-- BEGIN --

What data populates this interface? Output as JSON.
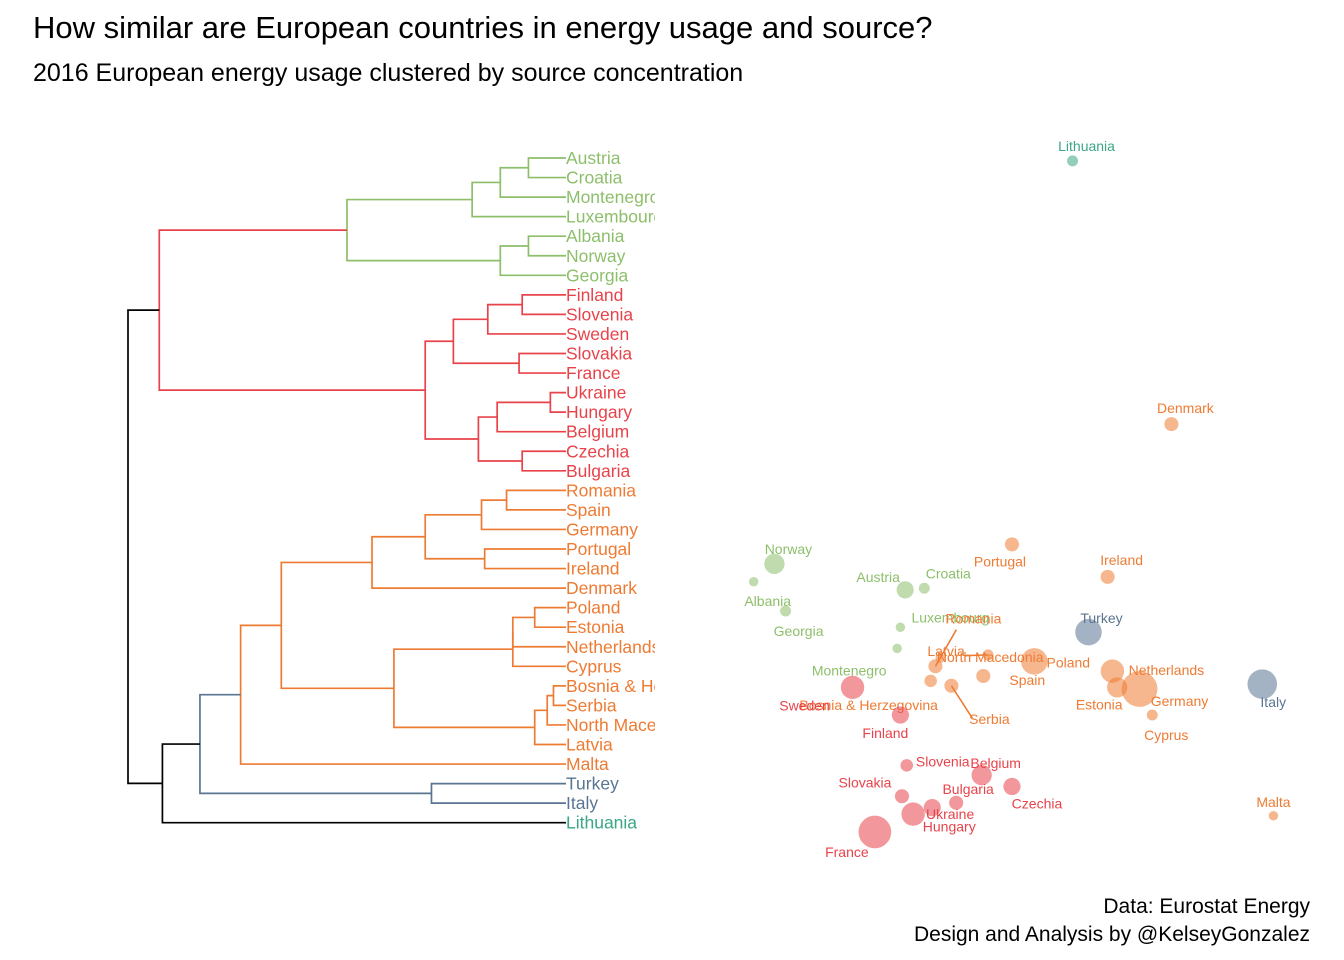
{
  "title": "How similar are European countries in energy usage and source?",
  "subtitle": "2016 European energy usage clustered by source concentration",
  "credits": {
    "line1": "Data: Eurostat Energy",
    "line2": "Design and Analysis by @KelseyGonzalez"
  },
  "colors": {
    "green": "#8dbf6b",
    "red": "#e8434a",
    "orange": "#ee7b33",
    "slate": "#5a7591",
    "teal": "#3aa686",
    "root": "#000000"
  },
  "chart_data": [
    {
      "type": "dendrogram",
      "leaves": [
        {
          "label": "Austria",
          "cluster": "green"
        },
        {
          "label": "Croatia",
          "cluster": "green"
        },
        {
          "label": "Montenegro",
          "cluster": "green"
        },
        {
          "label": "Luxembourg",
          "cluster": "green"
        },
        {
          "label": "Albania",
          "cluster": "green"
        },
        {
          "label": "Norway",
          "cluster": "green"
        },
        {
          "label": "Georgia",
          "cluster": "green"
        },
        {
          "label": "Finland",
          "cluster": "red"
        },
        {
          "label": "Slovenia",
          "cluster": "red"
        },
        {
          "label": "Sweden",
          "cluster": "red"
        },
        {
          "label": "Slovakia",
          "cluster": "red"
        },
        {
          "label": "France",
          "cluster": "red"
        },
        {
          "label": "Ukraine",
          "cluster": "red"
        },
        {
          "label": "Hungary",
          "cluster": "red"
        },
        {
          "label": "Belgium",
          "cluster": "red"
        },
        {
          "label": "Czechia",
          "cluster": "red"
        },
        {
          "label": "Bulgaria",
          "cluster": "red"
        },
        {
          "label": "Romania",
          "cluster": "orange"
        },
        {
          "label": "Spain",
          "cluster": "orange"
        },
        {
          "label": "Germany",
          "cluster": "orange"
        },
        {
          "label": "Portugal",
          "cluster": "orange"
        },
        {
          "label": "Ireland",
          "cluster": "orange"
        },
        {
          "label": "Denmark",
          "cluster": "orange"
        },
        {
          "label": "Poland",
          "cluster": "orange"
        },
        {
          "label": "Estonia",
          "cluster": "orange"
        },
        {
          "label": "Netherlands",
          "cluster": "orange"
        },
        {
          "label": "Cyprus",
          "cluster": "orange"
        },
        {
          "label": "Bosnia & Herzegovina",
          "cluster": "orange"
        },
        {
          "label": "Serbia",
          "cluster": "orange"
        },
        {
          "label": "North Macedonia",
          "cluster": "orange"
        },
        {
          "label": "Latvia",
          "cluster": "orange"
        },
        {
          "label": "Malta",
          "cluster": "orange"
        },
        {
          "label": "Turkey",
          "cluster": "slate"
        },
        {
          "label": "Italy",
          "cluster": "slate"
        },
        {
          "label": "Lithuania",
          "cluster": "teal"
        }
      ],
      "merges": [
        {
          "a": "Austria",
          "b": "Croatia",
          "height": 0.12,
          "cluster": "green"
        },
        {
          "a": "Albania",
          "b": "Norway",
          "height": 0.12,
          "cluster": "green"
        },
        {
          "a": "m0",
          "b": "Montenegro",
          "height": 0.21,
          "cluster": "green"
        },
        {
          "a": "m1",
          "b": "Georgia",
          "height": 0.21,
          "cluster": "green"
        },
        {
          "a": "m2",
          "b": "Luxembourg",
          "height": 0.3,
          "cluster": "green"
        },
        {
          "a": "m4",
          "b": "m3",
          "height": 0.7,
          "cluster": "green"
        },
        {
          "a": "Slovakia",
          "b": "France",
          "height": 0.15,
          "cluster": "red"
        },
        {
          "a": "Ukraine",
          "b": "Hungary",
          "height": 0.05,
          "cluster": "red"
        },
        {
          "a": "Czechia",
          "b": "Bulgaria",
          "height": 0.14,
          "cluster": "red"
        },
        {
          "a": "Finland",
          "b": "Slovenia",
          "height": 0.14,
          "cluster": "red"
        },
        {
          "a": "m9",
          "b": "Sweden",
          "height": 0.25,
          "cluster": "red"
        },
        {
          "a": "m10",
          "b": "m6",
          "height": 0.36,
          "cluster": "red"
        },
        {
          "a": "m7",
          "b": "Belgium",
          "height": 0.22,
          "cluster": "red"
        },
        {
          "a": "m12",
          "b": "m8",
          "height": 0.28,
          "cluster": "red"
        },
        {
          "a": "m11",
          "b": "m13",
          "height": 0.45,
          "cluster": "red"
        },
        {
          "a": "Romania",
          "b": "Spain",
          "height": 0.19,
          "cluster": "orange"
        },
        {
          "a": "m15",
          "b": "Germany",
          "height": 0.27,
          "cluster": "orange"
        },
        {
          "a": "Portugal",
          "b": "Ireland",
          "height": 0.26,
          "cluster": "orange"
        },
        {
          "a": "m16",
          "b": "m17",
          "height": 0.45,
          "cluster": "orange"
        },
        {
          "a": "m18",
          "b": "Denmark",
          "height": 0.62,
          "cluster": "orange"
        },
        {
          "a": "Poland",
          "b": "Estonia",
          "height": 0.1,
          "cluster": "orange"
        },
        {
          "a": "m20",
          "b": "Netherlands",
          "height": 0.17,
          "cluster": "orange"
        },
        {
          "a": "m21",
          "b": "Cyprus",
          "height": 0.17,
          "cluster": "orange"
        },
        {
          "a": "Bosnia & Herzegovina",
          "b": "Serbia",
          "height": 0.04,
          "cluster": "orange"
        },
        {
          "a": "m23",
          "b": "North Macedonia",
          "height": 0.06,
          "cluster": "orange"
        },
        {
          "a": "m24",
          "b": "Latvia",
          "height": 0.1,
          "cluster": "orange"
        },
        {
          "a": "m22",
          "b": "m25",
          "height": 0.55,
          "cluster": "orange"
        },
        {
          "a": "m19",
          "b": "m26",
          "height": 0.91,
          "cluster": "orange"
        },
        {
          "a": "m27",
          "b": "Malta",
          "height": 1.04,
          "cluster": "orange"
        },
        {
          "a": "Turkey",
          "b": "Italy",
          "height": 0.43,
          "cluster": "slate"
        },
        {
          "a": "m28",
          "b": "m29",
          "height": 1.17,
          "cluster": "slate"
        },
        {
          "a": "m30",
          "b": "Lithuania",
          "height": 1.29,
          "cluster": "root"
        },
        {
          "a": "m5",
          "b": "m14",
          "height": 1.3,
          "cluster": "red"
        },
        {
          "a": "m31",
          "b": "m32",
          "height": 1.4,
          "cluster": "root"
        }
      ]
    },
    {
      "type": "scatter",
      "xlim": [
        -1.5,
        2
      ],
      "ylim": [
        -2,
        2
      ],
      "points": [
        {
          "label": "Lithuania",
          "x": 0.68,
          "y": 1.97,
          "size": 2,
          "cluster": "teal"
        },
        {
          "label": "Denmark",
          "x": 1.3,
          "y": 0.35,
          "size": 3,
          "cluster": "orange"
        },
        {
          "label": "Portugal",
          "x": 0.3,
          "y": -0.39,
          "size": 3,
          "cluster": "orange"
        },
        {
          "label": "Ireland",
          "x": 0.9,
          "y": -0.59,
          "size": 3,
          "cluster": "orange"
        },
        {
          "label": "Turkey",
          "x": 0.78,
          "y": -0.93,
          "size": 7,
          "cluster": "slate"
        },
        {
          "label": "Italy",
          "x": 1.87,
          "y": -1.25,
          "size": 8,
          "cluster": "slate"
        },
        {
          "label": "Norway",
          "x": -1.19,
          "y": -0.51,
          "size": 5,
          "cluster": "green"
        },
        {
          "label": "Albania",
          "x": -1.32,
          "y": -0.62,
          "size": 1.5,
          "cluster": "green"
        },
        {
          "label": "Austria",
          "x": -0.37,
          "y": -0.67,
          "size": 4,
          "cluster": "green"
        },
        {
          "label": "Croatia",
          "x": -0.25,
          "y": -0.66,
          "size": 2,
          "cluster": "green"
        },
        {
          "label": "Georgia",
          "x": -1.12,
          "y": -0.8,
          "size": 2,
          "cluster": "green"
        },
        {
          "label": "Luxembourg",
          "x": -0.4,
          "y": -0.9,
          "size": 1.5,
          "cluster": "green"
        },
        {
          "label": "Montenegro",
          "x": -0.42,
          "y": -1.03,
          "size": 1.5,
          "cluster": "green"
        },
        {
          "label": "Latvia",
          "x": 0.15,
          "y": -1.07,
          "size": 2,
          "cluster": "orange"
        },
        {
          "label": "North Macedonia",
          "x": -0.15,
          "y": -1.09,
          "size": 1.5,
          "cluster": "orange"
        },
        {
          "label": "Romania",
          "x": -0.18,
          "y": -1.14,
          "size": 3,
          "cluster": "orange"
        },
        {
          "label": "Bosnia & Herzegovina",
          "x": -0.21,
          "y": -1.23,
          "size": 2.5,
          "cluster": "orange"
        },
        {
          "label": "Serbia",
          "x": -0.08,
          "y": -1.26,
          "size": 3,
          "cluster": "orange"
        },
        {
          "label": "Poland",
          "x": 0.44,
          "y": -1.11,
          "size": 7,
          "cluster": "orange"
        },
        {
          "label": "Spain",
          "x": 0.12,
          "y": -1.2,
          "size": 3,
          "cluster": "orange"
        },
        {
          "label": "Netherlands",
          "x": 0.93,
          "y": -1.17,
          "size": 6,
          "cluster": "orange"
        },
        {
          "label": "Estonia",
          "x": 0.96,
          "y": -1.27,
          "size": 5,
          "cluster": "orange"
        },
        {
          "label": "Germany",
          "x": 1.1,
          "y": -1.28,
          "size": 10,
          "cluster": "orange"
        },
        {
          "label": "Cyprus",
          "x": 1.18,
          "y": -1.44,
          "size": 2,
          "cluster": "orange"
        },
        {
          "label": "Malta",
          "x": 1.94,
          "y": -2.06,
          "size": 1.5,
          "cluster": "orange"
        },
        {
          "label": "Sweden",
          "x": -0.7,
          "y": -1.27,
          "size": 6,
          "cluster": "red"
        },
        {
          "label": "Finland",
          "x": -0.4,
          "y": -1.44,
          "size": 4,
          "cluster": "red"
        },
        {
          "label": "Slovenia",
          "x": -0.36,
          "y": -1.75,
          "size": 2.5,
          "cluster": "red"
        },
        {
          "label": "Belgium",
          "x": 0.11,
          "y": -1.81,
          "size": 5,
          "cluster": "red"
        },
        {
          "label": "Slovakia",
          "x": -0.39,
          "y": -1.94,
          "size": 3,
          "cluster": "red"
        },
        {
          "label": "Czechia",
          "x": 0.3,
          "y": -1.88,
          "size": 4,
          "cluster": "red"
        },
        {
          "label": "Bulgaria",
          "x": -0.05,
          "y": -1.98,
          "size": 3,
          "cluster": "red"
        },
        {
          "label": "Hungary",
          "x": -0.2,
          "y": -2.01,
          "size": 4,
          "cluster": "red"
        },
        {
          "label": "Ukraine",
          "x": -0.32,
          "y": -2.05,
          "size": 6,
          "cluster": "red"
        },
        {
          "label": "France",
          "x": -0.56,
          "y": -2.16,
          "size": 9,
          "cluster": "red"
        }
      ]
    }
  ]
}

-- END --

WHAT THE TASK ASKS: Gather from the entries above all lines that include the string "European".

TASK ANSWER:
  "title": "How similar are European countries in energy usage and source?",
  "subtitle": "2016 European energy usage clustered by source concentration",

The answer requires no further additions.